§ THE EXERCISE: Copy out each line of the material in which the word "Chinese" appears.

#### RECORDS SHOWN ####

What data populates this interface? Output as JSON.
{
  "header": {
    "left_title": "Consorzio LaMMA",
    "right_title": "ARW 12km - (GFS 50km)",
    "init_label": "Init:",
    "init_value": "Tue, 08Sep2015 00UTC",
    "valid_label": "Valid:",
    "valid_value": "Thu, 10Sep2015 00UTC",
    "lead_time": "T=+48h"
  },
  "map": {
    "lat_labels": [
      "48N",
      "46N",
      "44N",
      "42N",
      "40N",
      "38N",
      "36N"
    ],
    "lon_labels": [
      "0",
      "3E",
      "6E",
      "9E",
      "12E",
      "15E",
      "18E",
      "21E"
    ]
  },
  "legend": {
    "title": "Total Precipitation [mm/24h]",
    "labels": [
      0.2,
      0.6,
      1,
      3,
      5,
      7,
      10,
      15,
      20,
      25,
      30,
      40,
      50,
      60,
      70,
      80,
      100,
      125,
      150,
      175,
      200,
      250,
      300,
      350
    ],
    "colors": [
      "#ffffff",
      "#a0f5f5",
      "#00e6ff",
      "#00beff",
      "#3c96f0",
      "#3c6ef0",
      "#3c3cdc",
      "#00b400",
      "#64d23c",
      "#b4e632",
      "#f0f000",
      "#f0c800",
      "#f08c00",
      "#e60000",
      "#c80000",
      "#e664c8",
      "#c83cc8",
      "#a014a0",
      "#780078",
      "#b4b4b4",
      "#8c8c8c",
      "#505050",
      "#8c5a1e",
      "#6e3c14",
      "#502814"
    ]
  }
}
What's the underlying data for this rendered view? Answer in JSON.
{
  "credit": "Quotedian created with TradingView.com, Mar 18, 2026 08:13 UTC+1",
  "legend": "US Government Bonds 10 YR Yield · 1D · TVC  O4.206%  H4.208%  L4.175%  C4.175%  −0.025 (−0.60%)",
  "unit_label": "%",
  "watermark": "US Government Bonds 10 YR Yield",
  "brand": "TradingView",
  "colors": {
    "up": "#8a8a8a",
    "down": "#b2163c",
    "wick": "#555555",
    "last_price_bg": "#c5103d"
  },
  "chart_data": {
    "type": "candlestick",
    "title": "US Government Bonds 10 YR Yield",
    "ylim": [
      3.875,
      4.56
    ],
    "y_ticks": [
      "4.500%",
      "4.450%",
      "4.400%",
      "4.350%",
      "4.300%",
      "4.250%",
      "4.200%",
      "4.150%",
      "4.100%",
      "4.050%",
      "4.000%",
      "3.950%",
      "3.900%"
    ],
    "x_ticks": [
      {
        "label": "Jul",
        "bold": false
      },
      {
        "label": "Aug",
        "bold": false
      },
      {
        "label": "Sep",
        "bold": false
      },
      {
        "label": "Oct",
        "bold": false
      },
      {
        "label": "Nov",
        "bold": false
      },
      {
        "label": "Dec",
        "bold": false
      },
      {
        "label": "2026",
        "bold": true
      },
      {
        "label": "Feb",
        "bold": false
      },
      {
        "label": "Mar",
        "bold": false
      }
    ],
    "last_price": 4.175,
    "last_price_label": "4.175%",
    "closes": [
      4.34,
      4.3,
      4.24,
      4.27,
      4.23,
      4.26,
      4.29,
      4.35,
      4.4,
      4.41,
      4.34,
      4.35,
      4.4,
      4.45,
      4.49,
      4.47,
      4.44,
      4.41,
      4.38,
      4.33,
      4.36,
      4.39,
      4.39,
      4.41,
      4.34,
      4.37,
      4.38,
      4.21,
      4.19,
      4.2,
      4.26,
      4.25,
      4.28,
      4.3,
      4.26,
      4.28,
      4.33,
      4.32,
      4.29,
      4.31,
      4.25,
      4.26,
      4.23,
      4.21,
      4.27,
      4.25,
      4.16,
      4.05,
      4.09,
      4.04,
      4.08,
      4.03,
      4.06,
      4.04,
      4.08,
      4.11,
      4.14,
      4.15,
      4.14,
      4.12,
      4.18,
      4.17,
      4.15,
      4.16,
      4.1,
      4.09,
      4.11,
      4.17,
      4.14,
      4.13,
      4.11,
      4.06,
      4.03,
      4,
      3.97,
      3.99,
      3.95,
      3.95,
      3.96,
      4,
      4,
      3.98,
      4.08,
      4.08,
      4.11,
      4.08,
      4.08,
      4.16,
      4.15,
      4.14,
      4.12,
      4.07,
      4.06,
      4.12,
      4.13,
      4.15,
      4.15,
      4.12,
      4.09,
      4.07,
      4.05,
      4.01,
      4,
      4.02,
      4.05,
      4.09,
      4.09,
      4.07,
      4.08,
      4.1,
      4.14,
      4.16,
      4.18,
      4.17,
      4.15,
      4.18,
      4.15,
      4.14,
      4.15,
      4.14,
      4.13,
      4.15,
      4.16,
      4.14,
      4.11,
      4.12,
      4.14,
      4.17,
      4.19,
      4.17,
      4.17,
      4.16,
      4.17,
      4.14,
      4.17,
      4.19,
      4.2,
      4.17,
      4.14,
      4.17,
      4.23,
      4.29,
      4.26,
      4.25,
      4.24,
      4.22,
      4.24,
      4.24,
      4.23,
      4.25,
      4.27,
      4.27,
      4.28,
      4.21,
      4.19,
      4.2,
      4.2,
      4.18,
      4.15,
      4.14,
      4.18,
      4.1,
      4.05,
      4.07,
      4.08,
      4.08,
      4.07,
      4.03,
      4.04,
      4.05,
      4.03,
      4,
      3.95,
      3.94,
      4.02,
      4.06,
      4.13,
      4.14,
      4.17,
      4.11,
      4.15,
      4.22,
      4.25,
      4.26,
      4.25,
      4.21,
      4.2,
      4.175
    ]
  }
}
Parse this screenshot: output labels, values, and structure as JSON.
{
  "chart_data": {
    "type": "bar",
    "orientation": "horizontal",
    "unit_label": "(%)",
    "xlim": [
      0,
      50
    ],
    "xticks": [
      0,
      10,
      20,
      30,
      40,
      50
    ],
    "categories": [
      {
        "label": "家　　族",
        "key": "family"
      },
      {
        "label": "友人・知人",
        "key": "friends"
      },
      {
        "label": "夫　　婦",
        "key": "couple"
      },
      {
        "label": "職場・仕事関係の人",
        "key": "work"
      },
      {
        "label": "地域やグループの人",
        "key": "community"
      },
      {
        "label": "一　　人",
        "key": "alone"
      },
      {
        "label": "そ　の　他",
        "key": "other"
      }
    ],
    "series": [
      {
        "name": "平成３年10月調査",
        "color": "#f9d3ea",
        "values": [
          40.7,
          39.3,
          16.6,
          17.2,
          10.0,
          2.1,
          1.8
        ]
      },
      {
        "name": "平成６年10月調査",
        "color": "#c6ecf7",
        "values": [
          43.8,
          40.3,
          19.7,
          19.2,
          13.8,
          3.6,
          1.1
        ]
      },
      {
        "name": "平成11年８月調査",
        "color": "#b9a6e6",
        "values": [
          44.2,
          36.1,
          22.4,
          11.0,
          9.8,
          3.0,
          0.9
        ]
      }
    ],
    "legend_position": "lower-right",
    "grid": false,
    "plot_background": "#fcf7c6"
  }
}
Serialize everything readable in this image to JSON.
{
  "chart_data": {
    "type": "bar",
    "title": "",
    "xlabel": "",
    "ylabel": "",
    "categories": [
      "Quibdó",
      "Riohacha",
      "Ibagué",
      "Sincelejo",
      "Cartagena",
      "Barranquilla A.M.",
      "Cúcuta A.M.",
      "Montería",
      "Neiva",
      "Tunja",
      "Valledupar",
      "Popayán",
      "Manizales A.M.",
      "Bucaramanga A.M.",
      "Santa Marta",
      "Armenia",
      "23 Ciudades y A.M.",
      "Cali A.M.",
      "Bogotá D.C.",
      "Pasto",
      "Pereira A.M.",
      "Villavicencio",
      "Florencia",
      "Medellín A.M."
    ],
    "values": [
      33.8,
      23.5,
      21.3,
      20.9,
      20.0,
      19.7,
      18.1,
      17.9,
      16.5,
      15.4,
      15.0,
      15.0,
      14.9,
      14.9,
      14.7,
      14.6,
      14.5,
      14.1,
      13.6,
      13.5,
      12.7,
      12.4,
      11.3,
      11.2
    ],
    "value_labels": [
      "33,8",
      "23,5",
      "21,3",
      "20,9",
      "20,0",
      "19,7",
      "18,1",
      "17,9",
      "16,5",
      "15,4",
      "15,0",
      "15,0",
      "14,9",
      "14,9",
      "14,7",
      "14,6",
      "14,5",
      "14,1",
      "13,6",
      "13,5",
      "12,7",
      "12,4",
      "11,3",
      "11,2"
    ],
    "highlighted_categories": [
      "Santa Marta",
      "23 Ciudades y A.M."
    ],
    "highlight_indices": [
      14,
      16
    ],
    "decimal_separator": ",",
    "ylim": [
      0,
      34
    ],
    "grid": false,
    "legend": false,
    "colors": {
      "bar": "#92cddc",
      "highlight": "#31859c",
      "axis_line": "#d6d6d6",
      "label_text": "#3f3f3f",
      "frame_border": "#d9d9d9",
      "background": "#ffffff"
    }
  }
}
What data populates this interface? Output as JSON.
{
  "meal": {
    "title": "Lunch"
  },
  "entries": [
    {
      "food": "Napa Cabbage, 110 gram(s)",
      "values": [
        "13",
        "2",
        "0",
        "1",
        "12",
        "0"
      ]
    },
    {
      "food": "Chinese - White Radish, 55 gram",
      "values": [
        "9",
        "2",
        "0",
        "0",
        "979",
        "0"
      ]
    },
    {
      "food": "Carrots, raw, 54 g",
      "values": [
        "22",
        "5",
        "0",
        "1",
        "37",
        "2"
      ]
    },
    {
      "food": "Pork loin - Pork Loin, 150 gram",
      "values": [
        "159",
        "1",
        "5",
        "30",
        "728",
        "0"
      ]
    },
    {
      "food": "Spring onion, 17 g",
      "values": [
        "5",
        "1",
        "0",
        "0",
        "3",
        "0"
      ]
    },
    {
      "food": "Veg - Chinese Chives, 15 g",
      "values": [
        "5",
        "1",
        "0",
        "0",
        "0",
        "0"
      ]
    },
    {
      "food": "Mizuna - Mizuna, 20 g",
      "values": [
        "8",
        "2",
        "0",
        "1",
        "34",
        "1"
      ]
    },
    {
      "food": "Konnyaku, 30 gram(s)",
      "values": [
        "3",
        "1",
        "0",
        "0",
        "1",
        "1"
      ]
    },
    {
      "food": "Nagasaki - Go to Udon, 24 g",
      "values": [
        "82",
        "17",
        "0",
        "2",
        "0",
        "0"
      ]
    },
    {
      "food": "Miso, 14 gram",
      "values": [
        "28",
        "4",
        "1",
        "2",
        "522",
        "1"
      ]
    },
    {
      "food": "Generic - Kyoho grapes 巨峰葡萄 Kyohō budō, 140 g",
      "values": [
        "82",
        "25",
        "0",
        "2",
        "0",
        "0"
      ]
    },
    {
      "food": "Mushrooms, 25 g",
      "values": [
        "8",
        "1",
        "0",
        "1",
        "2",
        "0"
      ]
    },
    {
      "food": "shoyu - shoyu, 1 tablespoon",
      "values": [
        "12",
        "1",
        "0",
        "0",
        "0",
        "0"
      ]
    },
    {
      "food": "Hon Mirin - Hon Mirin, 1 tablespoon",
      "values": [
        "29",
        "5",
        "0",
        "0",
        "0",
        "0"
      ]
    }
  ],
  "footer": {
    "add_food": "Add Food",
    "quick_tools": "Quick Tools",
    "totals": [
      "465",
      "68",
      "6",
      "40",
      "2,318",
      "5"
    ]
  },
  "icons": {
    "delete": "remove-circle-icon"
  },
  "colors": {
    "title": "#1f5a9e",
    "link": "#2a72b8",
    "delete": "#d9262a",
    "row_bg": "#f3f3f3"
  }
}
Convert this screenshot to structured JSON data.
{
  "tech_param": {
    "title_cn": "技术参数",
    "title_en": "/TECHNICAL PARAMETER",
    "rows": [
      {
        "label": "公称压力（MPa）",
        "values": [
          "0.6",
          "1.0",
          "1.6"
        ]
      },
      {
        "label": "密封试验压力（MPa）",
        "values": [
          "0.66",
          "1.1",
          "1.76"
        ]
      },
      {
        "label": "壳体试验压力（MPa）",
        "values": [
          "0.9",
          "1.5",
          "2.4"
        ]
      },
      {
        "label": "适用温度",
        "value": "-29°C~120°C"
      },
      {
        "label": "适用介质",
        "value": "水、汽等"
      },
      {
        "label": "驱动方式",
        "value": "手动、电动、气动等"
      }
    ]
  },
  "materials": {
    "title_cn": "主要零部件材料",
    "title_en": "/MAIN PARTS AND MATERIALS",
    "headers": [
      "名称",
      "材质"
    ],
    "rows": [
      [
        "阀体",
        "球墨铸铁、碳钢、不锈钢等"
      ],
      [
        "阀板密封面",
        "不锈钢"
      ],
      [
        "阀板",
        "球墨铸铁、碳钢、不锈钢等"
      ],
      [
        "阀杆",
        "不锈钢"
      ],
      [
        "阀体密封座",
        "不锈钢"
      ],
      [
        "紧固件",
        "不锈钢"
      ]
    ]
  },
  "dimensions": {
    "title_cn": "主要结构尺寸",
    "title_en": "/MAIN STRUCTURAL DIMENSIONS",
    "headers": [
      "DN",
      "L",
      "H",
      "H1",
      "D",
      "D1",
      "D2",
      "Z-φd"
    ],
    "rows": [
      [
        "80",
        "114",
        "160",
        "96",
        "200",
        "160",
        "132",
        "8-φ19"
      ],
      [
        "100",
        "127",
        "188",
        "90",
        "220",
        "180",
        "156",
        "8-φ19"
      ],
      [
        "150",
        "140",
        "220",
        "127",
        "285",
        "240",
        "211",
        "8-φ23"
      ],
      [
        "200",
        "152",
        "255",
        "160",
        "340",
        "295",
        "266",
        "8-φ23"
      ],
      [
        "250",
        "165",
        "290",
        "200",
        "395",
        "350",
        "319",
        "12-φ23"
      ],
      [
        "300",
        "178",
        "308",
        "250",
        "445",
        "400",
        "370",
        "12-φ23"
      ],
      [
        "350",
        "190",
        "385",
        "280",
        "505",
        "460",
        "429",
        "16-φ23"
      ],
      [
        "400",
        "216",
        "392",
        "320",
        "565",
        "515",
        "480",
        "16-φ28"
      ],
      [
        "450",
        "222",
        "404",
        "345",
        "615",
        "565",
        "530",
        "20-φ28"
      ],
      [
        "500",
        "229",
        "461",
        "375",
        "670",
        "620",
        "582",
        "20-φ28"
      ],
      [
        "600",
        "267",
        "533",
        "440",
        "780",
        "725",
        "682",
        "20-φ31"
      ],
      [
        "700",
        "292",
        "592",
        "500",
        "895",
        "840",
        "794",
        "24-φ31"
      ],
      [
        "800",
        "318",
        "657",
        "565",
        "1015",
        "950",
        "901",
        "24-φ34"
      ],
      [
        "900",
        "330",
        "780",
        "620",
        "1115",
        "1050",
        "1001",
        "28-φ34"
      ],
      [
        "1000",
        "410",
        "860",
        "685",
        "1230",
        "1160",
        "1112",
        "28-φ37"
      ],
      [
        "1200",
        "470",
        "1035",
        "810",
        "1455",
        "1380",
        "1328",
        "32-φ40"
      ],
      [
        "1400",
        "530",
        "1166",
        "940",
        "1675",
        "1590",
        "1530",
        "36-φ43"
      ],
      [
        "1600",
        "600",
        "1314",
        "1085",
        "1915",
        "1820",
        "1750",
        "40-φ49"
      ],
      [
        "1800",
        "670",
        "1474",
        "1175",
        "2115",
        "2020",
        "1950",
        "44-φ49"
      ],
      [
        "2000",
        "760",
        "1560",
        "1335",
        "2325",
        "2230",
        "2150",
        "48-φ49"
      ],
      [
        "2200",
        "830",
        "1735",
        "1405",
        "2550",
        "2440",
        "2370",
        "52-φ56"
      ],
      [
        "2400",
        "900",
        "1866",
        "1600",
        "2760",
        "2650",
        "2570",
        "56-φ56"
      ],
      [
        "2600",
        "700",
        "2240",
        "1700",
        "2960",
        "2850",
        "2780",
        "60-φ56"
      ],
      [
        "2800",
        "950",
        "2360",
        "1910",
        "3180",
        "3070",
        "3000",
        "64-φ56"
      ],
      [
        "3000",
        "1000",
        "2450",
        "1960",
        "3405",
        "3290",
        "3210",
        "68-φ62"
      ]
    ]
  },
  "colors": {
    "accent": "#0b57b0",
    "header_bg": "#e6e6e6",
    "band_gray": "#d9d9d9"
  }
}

####

§ EXERCISE ANSWER:
      "food": "Chinese - White Radish, 55 gram",
      "food": "Veg - Chinese Chives, 15 g",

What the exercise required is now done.